*Written instruction:* Pick every line with "title" from the material below.

*Extracted records:*
# # # # # # #

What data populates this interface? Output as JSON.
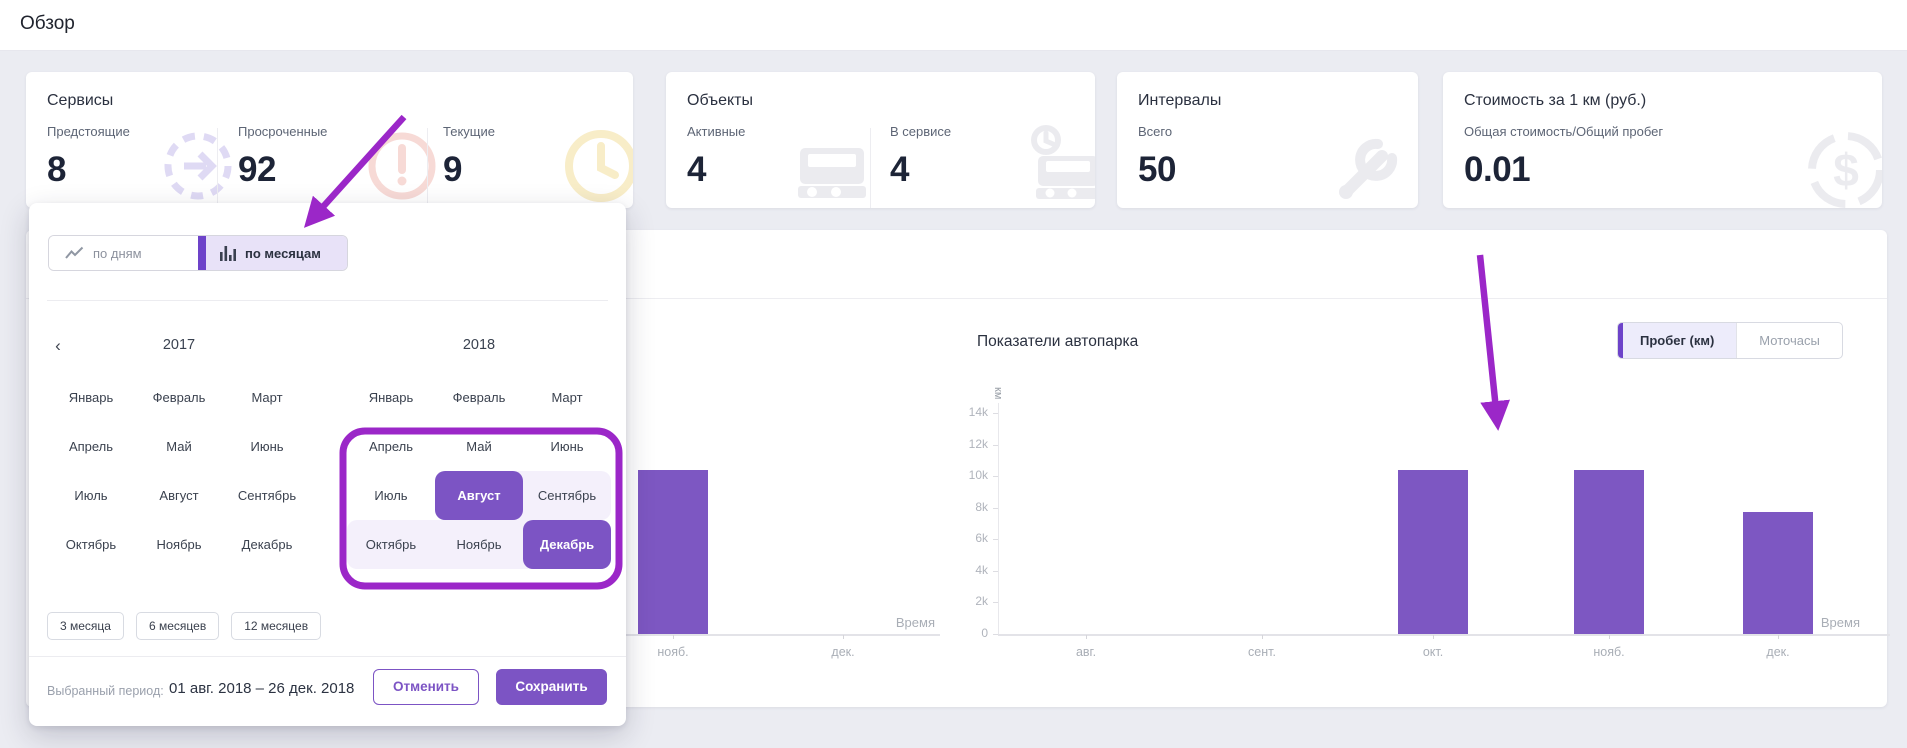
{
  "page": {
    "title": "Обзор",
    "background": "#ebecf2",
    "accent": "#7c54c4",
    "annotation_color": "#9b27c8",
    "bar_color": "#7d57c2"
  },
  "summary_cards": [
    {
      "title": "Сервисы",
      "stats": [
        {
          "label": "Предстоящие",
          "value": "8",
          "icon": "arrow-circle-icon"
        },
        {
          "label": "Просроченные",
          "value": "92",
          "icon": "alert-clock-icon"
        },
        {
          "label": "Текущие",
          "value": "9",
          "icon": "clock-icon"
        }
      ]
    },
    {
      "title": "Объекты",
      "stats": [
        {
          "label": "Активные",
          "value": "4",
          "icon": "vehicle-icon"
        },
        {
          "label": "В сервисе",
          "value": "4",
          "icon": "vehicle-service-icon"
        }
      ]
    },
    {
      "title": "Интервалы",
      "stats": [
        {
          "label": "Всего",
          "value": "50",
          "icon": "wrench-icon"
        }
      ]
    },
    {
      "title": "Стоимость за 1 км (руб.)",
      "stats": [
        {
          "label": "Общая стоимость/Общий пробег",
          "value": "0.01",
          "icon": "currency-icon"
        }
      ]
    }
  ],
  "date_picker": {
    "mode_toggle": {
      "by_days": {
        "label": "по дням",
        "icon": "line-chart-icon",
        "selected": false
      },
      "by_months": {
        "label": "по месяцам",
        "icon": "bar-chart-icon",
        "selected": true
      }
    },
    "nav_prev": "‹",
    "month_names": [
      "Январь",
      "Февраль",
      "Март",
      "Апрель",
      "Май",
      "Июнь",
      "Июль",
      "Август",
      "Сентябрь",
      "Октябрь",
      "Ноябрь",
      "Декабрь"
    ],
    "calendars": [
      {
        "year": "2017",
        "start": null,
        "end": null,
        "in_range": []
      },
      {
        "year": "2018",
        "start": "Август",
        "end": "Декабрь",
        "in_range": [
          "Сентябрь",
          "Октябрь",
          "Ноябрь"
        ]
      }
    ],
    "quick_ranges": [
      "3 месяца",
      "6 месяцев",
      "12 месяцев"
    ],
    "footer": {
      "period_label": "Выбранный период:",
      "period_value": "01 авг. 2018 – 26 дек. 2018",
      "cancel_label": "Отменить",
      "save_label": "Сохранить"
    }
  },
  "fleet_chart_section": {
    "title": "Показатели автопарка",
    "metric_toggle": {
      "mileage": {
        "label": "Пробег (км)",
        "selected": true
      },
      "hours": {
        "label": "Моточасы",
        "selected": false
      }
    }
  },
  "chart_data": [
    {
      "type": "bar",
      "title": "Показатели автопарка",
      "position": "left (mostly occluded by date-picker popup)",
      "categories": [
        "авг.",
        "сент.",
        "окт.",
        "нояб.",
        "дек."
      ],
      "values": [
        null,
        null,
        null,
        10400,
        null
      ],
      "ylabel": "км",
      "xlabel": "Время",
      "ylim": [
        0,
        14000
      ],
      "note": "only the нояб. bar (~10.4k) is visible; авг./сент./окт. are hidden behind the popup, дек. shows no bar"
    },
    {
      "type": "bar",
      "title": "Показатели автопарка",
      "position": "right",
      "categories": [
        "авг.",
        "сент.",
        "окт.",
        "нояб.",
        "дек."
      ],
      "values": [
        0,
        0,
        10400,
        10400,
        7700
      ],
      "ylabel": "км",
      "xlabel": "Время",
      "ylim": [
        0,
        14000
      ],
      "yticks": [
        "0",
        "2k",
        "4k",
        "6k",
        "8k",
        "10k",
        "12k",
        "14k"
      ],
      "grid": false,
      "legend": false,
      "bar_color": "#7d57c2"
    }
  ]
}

# # # # # # #

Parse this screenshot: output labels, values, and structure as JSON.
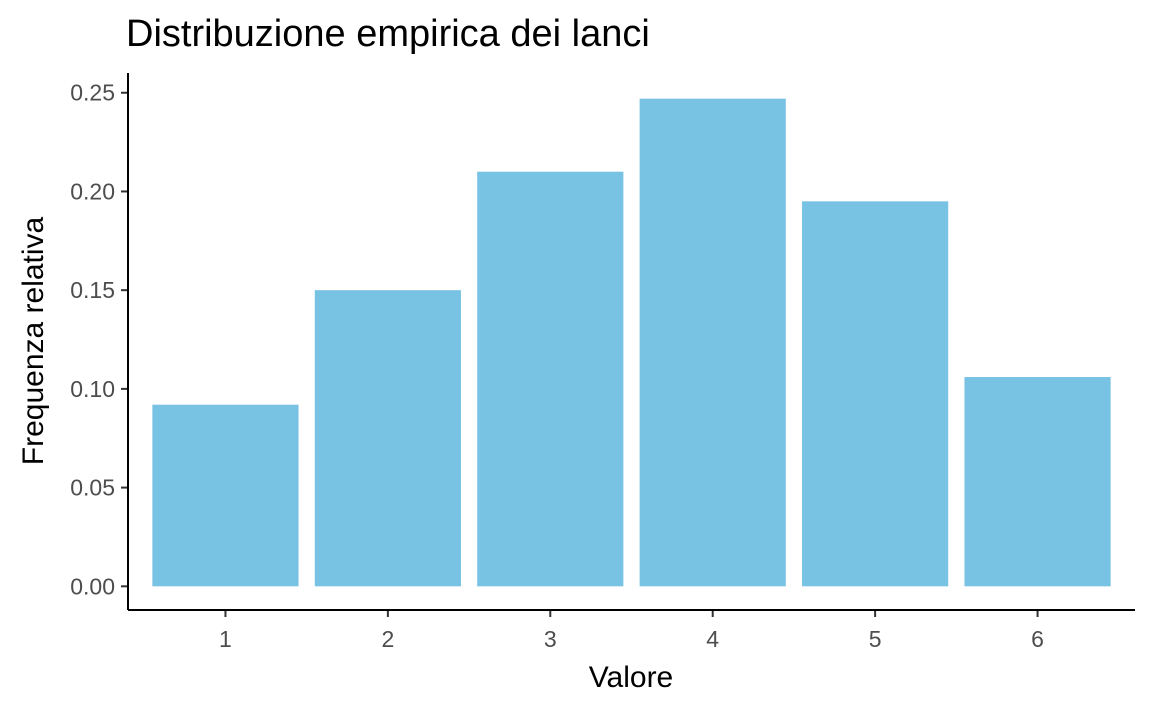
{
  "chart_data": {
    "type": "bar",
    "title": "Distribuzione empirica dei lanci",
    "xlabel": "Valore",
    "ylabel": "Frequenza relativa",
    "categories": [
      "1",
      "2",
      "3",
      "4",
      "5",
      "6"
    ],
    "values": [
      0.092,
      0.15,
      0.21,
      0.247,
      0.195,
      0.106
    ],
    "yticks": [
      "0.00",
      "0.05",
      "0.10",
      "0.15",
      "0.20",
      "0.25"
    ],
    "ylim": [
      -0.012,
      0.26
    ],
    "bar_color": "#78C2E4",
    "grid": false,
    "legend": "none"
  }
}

# # # # # # #

*Response below:*
    "title": "Обзор",
      "title": "Сервисы",
      "title": "Объекты",
      "title": "Интервалы",
      "title": "Стоимость за 1 км (руб.)",
    "title": "Показатели автопарка",
      "title": "Показатели автопарка",
      "title": "Показатели автопарка",
    "title": "Distribuzione empirica dei lanci",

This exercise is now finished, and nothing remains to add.